GIVEN REQUEST
Output all entries verbatim. Skip pictures.

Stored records

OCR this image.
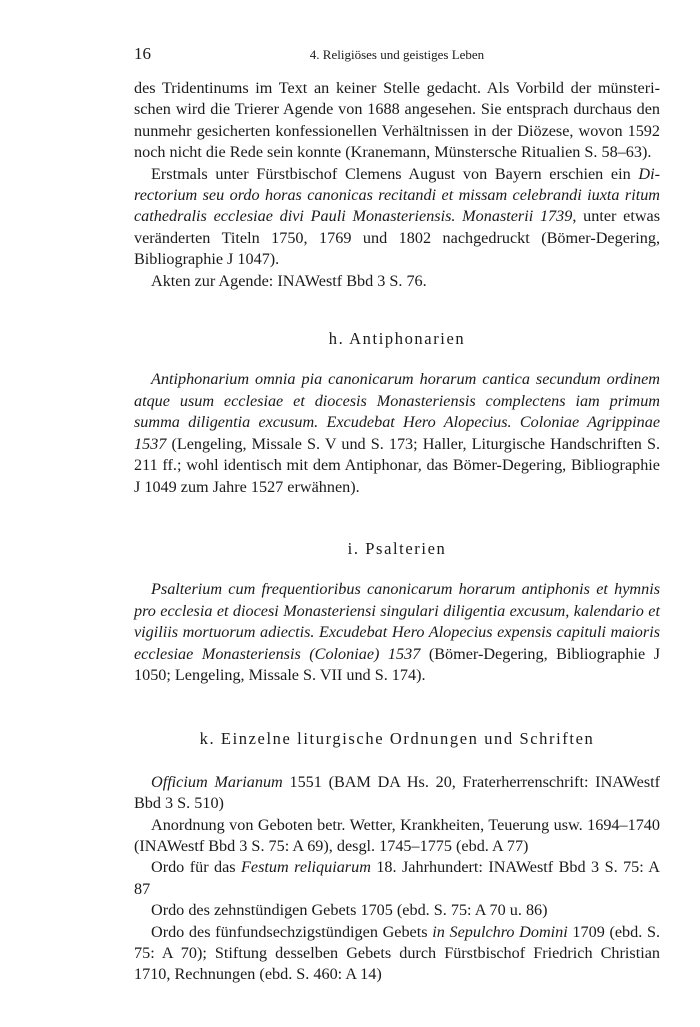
16	4. Religiöses und geistiges Leben

des Tridentinums im Text an keiner Stelle gedacht. Als Vorbild der münsterischen wird die Trierer Agende von 1688 angesehen. Sie entsprach durchaus den nunmehr gesicherten konfessionellen Verhältnissen in der Diözese, wovon 1592 noch nicht die Rede sein konnte (Kranemann, Münstersche Ritualien S. 58–63).

Erstmals unter Fürstbischof Clemens August von Bayern erschien ein Directorium seu ordo horas canonicas recitandi et missam celebrandi iuxta ritum cathedralis ecclesiae divi Pauli Monasteriensis. Monasterii 1739, unter etwas veränderten Titeln 1750, 1769 und 1802 nachgedruckt (Bömer-Degering, Bibliographie J 1047).

Akten zur Agende: INAWestf Bbd 3 S. 76.

h. Antiphonarien

Antiphonarium omnia pia canonicarum horarum cantica secundum ordinem atque usum ecclesiae et diocesis Monasteriensis complectens iam primum summa diligentia excusum. Excudebat Hero Alopecius. Coloniae Agrippinae 1537 (Lengeling, Missale S. V und S. 173; Haller, Liturgische Handschriften S. 211 ff.; wohl identisch mit dem Antiphonar, das Bömer-Degering, Bibliographie J 1049 zum Jahre 1527 erwähnen).

i. Psalterien

Psalterium cum frequentioribus canonicarum horarum antiphonis et hymnis pro ecclesia et diocesi Monasteriensi singulari diligentia excusum, kalendario et vigiliis mortuorum adiectis. Excudebat Hero Alopecius expensis capituli maioris ecclesiae Monasteriensis (Coloniae) 1537 (Bömer-Degering, Bibliographie J 1050; Lengeling, Missale S. VII und S. 174).

k. Einzelne liturgische Ordnungen und Schriften

Officium Marianum 1551 (BAM DA Hs. 20, Fraterherrenschrift: INAWestf Bbd 3 S. 510)

Anordnung von Geboten betr. Wetter, Krankheiten, Teuerung usw. 1694–1740 (INAWestf Bbd 3 S. 75: A 69), desgl. 1745–1775 (ebd. A 77)

Ordo für das Festum reliquiarum 18. Jahrhundert: INAWestf Bbd 3 S. 75: A 87

Ordo des zehnstündigen Gebets 1705 (ebd. S. 75: A 70 u. 86)

Ordo des fünfundsechzigstündigen Gebets in Sepulchro Domini 1709 (ebd. S. 75: A 70); Stiftung desselben Gebets durch Fürstbischof Friedrich Christian 1710, Rechnungen (ebd. S. 460: A 14)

FULL OUTPUT
OCR this image.
16	4. Religiöses und geistiges Leben

des Tridentinums im Text an keiner Stelle gedacht. Als Vorbild der münsterischen wird die Trierer Agende von 1688 angesehen. Sie entsprach durchaus den nunmehr gesicherten konfessionellen Verhältnissen in der Diözese, wovon 1592 noch nicht die Rede sein konnte (Kranemann, Münstersche Ritualien S. 58–63).

Erstmals unter Fürstbischof Clemens August von Bayern erschien ein Directorium seu ordo horas canonicas recitandi et missam celebrandi iuxta ritum cathedralis ecclesiae divi Pauli Monasteriensis. Monasterii 1739, unter etwas veränderten Titeln 1750, 1769 und 1802 nachgedruckt (Bömer-Degering, Bibliographie J 1047).

Akten zur Agende: INAWestf Bbd 3 S. 76.

h. Antiphonarien

Antiphonarium omnia pia canonicarum horarum cantica secundum ordinem atque usum ecclesiae et diocesis Monasteriensis complectens iam primum summa diligentia excusum. Excudebat Hero Alopecius. Coloniae Agrippinae 1537 (Lengeling, Missale S. V und S. 173; Haller, Liturgische Handschriften S. 211 ff.; wohl identisch mit dem Antiphonar, das Bömer-Degering, Bibliographie J 1049 zum Jahre 1527 erwähnen).

i. Psalterien

Psalterium cum frequentioribus canonicarum horarum antiphonis et hymnis pro ecclesia et diocesi Monasteriensi singulari diligentia excusum, kalendario et vigiliis mortuorum adiectis. Excudebat Hero Alopecius expensis capituli maioris ecclesiae Monasteriensis (Coloniae) 1537 (Bömer-Degering, Bibliographie J 1050; Lengeling, Missale S. VII und S. 174).

k. Einzelne liturgische Ordnungen und Schriften

Officium Marianum 1551 (BAM DA Hs. 20, Fraterherrenschrift: INAWestf Bbd 3 S. 510)

Anordnung von Geboten betr. Wetter, Krankheiten, Teuerung usw. 1694–1740 (INAWestf Bbd 3 S. 75: A 69), desgl. 1745–1775 (ebd. A 77)

Ordo für das Festum reliquiarum 18. Jahrhundert: INAWestf Bbd 3 S. 75: A 87

Ordo des zehnstündigen Gebets 1705 (ebd. S. 75: A 70 u. 86)

Ordo des fünfundsechzigstündigen Gebets in Sepulchro Domini 1709 (ebd. S. 75: A 70); Stiftung desselben Gebets durch Fürstbischof Friedrich Christian 1710, Rechnungen (ebd. S. 460: A 14)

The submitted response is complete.